*Written task*. Collect all lines below with the string "气压增大".
>> start Records
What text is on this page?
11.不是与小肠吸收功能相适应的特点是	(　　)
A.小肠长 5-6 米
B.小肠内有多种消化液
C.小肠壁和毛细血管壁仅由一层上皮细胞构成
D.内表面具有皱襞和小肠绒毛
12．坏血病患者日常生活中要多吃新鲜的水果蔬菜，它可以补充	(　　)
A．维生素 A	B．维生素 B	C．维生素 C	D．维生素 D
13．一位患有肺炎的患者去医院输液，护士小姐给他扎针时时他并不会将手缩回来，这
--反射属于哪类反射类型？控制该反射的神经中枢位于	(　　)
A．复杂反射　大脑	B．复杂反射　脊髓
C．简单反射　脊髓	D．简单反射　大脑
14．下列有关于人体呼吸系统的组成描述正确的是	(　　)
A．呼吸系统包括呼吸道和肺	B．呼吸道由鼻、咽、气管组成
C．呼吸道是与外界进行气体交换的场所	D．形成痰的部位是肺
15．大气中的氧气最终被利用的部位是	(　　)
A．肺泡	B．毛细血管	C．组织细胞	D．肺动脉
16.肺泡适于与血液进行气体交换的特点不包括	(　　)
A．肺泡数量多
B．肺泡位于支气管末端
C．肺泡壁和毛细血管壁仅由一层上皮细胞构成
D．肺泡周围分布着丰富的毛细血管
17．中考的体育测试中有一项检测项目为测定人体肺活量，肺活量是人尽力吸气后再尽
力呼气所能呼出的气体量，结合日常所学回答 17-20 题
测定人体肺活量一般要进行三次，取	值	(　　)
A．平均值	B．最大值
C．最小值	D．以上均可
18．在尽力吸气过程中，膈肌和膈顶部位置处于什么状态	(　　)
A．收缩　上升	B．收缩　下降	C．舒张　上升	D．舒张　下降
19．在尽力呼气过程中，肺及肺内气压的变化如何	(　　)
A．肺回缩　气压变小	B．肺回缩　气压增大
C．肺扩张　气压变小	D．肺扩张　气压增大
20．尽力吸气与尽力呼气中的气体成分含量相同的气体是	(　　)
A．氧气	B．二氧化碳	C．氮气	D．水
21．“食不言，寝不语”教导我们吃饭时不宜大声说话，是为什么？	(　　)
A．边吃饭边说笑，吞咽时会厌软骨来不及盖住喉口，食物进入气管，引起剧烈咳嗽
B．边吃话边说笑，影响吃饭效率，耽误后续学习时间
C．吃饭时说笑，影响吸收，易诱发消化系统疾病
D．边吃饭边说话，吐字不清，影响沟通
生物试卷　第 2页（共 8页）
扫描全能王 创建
>> end Records
*Final answer*.
A．肺回缩　气压变小	B．肺回缩　气压增大
C．肺扩张　气压变小	D．肺扩张　气压增大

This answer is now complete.